## Task requirements
Copy everything in the data below exactly except the pictures.

## Given data
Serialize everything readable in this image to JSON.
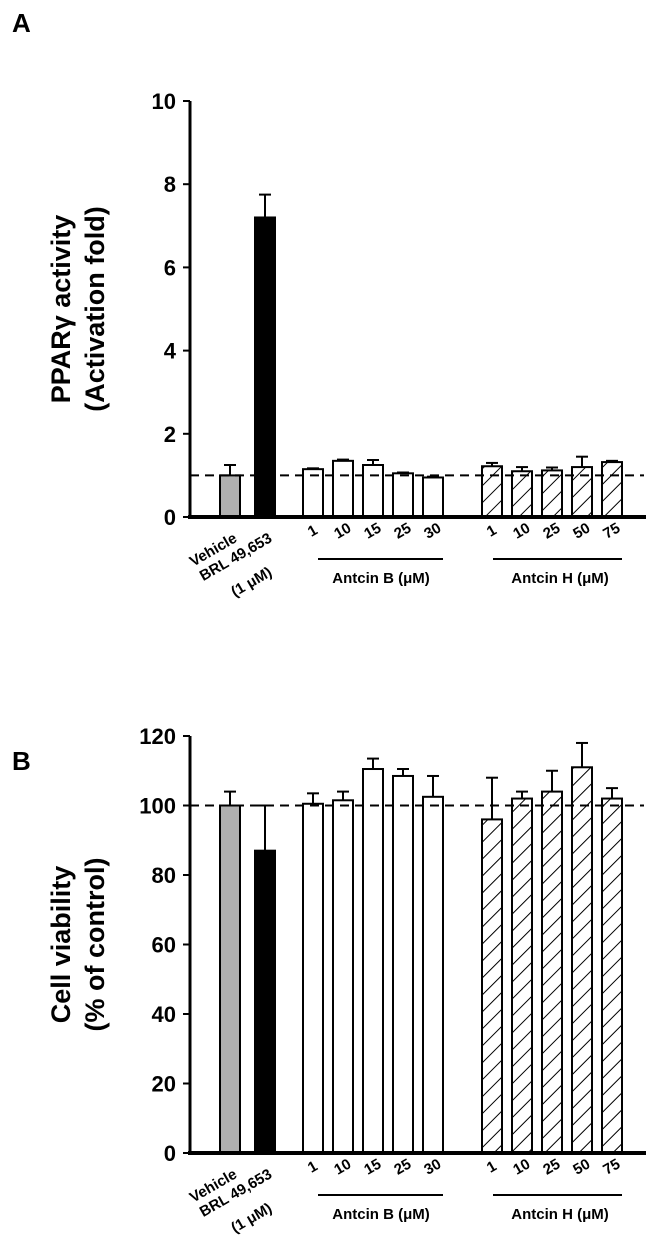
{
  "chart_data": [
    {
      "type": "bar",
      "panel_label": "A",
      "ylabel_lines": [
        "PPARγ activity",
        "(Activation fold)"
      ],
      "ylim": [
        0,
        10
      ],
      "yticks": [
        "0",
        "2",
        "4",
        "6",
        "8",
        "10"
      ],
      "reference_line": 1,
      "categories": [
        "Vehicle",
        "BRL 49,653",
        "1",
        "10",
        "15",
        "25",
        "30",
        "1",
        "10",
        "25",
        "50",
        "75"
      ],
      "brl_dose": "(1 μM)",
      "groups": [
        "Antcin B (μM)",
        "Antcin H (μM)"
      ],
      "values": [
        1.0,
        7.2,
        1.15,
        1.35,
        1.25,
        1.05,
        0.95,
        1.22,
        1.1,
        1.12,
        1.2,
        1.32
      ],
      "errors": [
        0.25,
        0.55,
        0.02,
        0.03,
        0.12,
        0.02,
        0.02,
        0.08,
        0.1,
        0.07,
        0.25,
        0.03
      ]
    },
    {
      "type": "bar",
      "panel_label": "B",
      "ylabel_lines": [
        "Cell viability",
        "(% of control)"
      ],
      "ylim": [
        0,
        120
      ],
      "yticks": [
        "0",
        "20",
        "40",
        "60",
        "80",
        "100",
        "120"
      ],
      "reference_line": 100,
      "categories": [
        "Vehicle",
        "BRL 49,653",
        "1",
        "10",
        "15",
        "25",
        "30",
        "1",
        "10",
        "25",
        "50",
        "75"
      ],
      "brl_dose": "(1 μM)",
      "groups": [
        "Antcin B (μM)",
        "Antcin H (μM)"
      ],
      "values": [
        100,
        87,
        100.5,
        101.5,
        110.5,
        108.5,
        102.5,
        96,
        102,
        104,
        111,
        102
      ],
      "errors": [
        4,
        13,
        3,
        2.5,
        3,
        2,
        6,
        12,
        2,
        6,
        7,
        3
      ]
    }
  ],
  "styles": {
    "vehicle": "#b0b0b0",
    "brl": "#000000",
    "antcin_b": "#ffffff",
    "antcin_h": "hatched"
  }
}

## Task answer
Serialize everything readable in this image to JSON.
{
  "chart_data": [
    {
      "type": "bar",
      "panel_label": "A",
      "ylabel_lines": [
        "PPARγ activity",
        "(Activation fold)"
      ],
      "ylim": [
        0,
        10
      ],
      "yticks": [
        "0",
        "2",
        "4",
        "6",
        "8",
        "10"
      ],
      "reference_line": 1,
      "categories": [
        "Vehicle",
        "BRL 49,653",
        "1",
        "10",
        "15",
        "25",
        "30",
        "1",
        "10",
        "25",
        "50",
        "75"
      ],
      "brl_dose": "(1 μM)",
      "groups": [
        "Antcin B (μM)",
        "Antcin H (μM)"
      ],
      "values": [
        1.0,
        7.2,
        1.15,
        1.35,
        1.25,
        1.05,
        0.95,
        1.22,
        1.1,
        1.12,
        1.2,
        1.32
      ],
      "errors": [
        0.25,
        0.55,
        0.02,
        0.03,
        0.12,
        0.02,
        0.02,
        0.08,
        0.1,
        0.07,
        0.25,
        0.03
      ]
    },
    {
      "type": "bar",
      "panel_label": "B",
      "ylabel_lines": [
        "Cell viability",
        "(% of control)"
      ],
      "ylim": [
        0,
        120
      ],
      "yticks": [
        "0",
        "20",
        "40",
        "60",
        "80",
        "100",
        "120"
      ],
      "reference_line": 100,
      "categories": [
        "Vehicle",
        "BRL 49,653",
        "1",
        "10",
        "15",
        "25",
        "30",
        "1",
        "10",
        "25",
        "50",
        "75"
      ],
      "brl_dose": "(1 μM)",
      "groups": [
        "Antcin B (μM)",
        "Antcin H (μM)"
      ],
      "values": [
        100,
        87,
        100.5,
        101.5,
        110.5,
        108.5,
        102.5,
        96,
        102,
        104,
        111,
        102
      ],
      "errors": [
        4,
        13,
        3,
        2.5,
        3,
        2,
        6,
        12,
        2,
        6,
        7,
        3
      ]
    }
  ],
  "styles": {
    "vehicle": "#b0b0b0",
    "brl": "#000000",
    "antcin_b": "#ffffff",
    "antcin_h": "hatched"
  }
}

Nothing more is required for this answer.